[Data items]
· · ·

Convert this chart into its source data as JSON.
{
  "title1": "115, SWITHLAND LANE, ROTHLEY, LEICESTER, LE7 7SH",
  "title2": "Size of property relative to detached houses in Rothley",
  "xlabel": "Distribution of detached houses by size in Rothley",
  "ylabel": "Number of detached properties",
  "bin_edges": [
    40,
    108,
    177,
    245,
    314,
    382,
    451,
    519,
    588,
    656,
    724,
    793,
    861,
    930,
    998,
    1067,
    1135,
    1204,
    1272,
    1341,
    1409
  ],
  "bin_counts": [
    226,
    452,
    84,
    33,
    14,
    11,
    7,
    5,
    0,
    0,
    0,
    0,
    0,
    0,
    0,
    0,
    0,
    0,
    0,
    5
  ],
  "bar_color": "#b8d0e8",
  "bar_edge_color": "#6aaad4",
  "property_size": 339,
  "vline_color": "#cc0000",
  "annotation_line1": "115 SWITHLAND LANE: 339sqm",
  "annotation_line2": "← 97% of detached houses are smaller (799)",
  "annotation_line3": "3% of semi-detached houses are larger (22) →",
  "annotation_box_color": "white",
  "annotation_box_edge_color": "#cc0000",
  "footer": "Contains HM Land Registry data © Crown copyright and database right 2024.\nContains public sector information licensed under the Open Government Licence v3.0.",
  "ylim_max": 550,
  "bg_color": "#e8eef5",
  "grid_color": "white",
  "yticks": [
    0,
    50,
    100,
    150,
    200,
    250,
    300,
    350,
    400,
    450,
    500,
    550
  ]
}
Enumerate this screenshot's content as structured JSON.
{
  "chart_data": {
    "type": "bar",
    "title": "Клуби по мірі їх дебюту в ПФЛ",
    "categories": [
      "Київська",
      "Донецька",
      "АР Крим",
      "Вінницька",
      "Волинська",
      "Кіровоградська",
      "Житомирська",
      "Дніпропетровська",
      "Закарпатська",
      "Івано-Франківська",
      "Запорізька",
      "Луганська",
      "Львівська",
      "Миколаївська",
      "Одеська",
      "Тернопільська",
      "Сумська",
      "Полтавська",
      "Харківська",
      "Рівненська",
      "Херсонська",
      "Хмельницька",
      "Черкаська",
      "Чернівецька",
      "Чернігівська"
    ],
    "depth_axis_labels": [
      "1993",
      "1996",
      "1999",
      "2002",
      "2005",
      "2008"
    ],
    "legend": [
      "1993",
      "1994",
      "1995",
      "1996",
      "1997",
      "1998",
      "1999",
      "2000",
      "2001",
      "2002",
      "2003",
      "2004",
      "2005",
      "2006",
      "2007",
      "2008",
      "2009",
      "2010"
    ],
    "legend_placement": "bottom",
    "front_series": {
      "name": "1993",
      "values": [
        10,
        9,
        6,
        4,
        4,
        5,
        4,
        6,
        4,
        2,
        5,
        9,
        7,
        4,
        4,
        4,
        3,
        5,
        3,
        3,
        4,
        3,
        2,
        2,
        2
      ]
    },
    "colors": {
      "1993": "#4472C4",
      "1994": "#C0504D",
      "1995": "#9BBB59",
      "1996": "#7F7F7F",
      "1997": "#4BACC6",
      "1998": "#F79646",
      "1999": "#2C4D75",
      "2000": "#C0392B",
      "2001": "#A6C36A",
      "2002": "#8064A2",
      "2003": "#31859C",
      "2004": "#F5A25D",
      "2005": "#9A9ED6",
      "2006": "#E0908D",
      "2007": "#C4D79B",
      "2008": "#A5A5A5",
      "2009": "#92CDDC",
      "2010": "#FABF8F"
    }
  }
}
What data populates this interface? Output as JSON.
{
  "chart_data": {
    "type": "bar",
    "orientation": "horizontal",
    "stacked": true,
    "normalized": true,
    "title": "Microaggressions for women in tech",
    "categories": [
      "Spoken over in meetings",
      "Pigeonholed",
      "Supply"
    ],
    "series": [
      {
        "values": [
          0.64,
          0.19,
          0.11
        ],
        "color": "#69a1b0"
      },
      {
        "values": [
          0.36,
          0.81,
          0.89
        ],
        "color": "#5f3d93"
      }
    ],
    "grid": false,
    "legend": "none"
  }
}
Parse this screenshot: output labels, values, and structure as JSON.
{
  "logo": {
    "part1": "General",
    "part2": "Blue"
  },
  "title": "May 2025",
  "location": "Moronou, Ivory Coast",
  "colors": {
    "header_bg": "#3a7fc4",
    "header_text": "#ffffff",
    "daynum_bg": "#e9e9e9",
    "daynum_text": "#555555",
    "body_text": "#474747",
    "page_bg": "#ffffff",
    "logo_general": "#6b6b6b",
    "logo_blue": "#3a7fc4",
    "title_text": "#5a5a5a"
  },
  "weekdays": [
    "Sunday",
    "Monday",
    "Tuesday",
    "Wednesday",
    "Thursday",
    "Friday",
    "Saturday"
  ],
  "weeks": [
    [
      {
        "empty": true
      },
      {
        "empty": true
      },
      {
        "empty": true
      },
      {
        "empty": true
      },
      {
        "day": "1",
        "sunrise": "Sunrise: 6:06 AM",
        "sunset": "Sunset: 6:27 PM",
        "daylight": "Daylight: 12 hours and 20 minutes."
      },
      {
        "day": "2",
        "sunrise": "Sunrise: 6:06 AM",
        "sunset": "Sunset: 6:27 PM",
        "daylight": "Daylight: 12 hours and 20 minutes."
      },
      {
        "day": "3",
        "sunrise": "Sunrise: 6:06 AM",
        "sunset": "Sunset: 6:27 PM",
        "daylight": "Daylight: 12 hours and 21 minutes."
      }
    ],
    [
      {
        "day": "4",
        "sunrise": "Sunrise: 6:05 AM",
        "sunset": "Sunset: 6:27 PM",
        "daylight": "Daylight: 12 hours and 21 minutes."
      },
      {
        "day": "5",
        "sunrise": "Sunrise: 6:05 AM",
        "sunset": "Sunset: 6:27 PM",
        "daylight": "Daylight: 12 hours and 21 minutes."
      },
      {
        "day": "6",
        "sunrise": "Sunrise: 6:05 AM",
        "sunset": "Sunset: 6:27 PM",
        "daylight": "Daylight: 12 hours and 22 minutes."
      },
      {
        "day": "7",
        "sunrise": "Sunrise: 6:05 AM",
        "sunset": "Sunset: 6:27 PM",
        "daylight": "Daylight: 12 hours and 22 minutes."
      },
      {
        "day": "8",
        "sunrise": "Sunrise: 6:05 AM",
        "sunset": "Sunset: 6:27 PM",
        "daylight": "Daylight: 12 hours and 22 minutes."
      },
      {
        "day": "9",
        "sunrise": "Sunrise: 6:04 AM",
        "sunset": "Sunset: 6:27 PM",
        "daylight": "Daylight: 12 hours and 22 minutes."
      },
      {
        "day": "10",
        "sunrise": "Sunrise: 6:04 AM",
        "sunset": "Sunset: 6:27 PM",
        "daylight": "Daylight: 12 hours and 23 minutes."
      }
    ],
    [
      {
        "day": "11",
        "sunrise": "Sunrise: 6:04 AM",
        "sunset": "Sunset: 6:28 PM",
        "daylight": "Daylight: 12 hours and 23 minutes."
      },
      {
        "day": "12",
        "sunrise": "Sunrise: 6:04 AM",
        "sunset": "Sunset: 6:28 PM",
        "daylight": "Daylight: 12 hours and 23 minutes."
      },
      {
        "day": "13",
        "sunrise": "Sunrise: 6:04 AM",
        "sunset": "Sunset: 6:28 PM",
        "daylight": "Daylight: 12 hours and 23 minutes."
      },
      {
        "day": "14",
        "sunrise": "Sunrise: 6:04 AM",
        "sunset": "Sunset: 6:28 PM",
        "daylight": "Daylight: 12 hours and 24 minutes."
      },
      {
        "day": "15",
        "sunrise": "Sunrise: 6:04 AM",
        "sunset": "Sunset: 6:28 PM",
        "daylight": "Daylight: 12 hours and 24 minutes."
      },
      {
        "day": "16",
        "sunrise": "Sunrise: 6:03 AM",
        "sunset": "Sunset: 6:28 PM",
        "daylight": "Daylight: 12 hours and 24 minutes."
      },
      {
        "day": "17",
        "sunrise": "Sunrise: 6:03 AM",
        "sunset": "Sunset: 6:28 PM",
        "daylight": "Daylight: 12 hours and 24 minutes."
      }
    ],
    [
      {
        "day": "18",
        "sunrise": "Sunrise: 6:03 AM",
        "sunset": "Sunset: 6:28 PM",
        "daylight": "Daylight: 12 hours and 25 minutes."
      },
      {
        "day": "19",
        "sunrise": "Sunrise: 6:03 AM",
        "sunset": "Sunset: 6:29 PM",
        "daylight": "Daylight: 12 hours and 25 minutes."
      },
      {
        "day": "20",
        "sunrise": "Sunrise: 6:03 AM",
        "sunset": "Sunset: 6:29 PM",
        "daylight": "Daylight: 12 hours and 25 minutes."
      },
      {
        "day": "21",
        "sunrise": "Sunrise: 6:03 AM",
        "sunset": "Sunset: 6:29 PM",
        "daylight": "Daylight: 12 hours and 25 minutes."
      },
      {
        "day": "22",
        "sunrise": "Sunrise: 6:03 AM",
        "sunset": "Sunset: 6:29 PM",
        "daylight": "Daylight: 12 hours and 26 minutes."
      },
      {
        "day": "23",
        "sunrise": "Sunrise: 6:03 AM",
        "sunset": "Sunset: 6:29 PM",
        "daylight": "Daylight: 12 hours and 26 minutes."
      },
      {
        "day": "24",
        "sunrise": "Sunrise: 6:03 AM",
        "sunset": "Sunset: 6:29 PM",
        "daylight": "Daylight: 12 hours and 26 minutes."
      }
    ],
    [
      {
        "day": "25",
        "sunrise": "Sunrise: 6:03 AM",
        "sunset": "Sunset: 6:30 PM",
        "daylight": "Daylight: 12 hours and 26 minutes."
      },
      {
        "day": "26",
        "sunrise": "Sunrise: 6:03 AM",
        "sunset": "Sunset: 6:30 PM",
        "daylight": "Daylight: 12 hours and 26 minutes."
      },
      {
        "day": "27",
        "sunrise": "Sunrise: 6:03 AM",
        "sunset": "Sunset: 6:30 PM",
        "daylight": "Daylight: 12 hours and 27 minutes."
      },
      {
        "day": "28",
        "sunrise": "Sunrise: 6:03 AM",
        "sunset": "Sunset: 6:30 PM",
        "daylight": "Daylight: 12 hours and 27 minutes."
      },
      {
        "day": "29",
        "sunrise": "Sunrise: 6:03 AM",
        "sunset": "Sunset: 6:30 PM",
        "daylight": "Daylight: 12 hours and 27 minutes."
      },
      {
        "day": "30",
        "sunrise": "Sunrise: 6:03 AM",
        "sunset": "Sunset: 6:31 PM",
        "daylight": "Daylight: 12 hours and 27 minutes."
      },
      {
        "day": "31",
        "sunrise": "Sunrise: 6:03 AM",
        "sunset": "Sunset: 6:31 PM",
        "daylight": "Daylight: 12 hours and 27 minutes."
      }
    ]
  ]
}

· · ·

Tally the lines of the listing in which the word "houses" occurs, and state the total alone.

4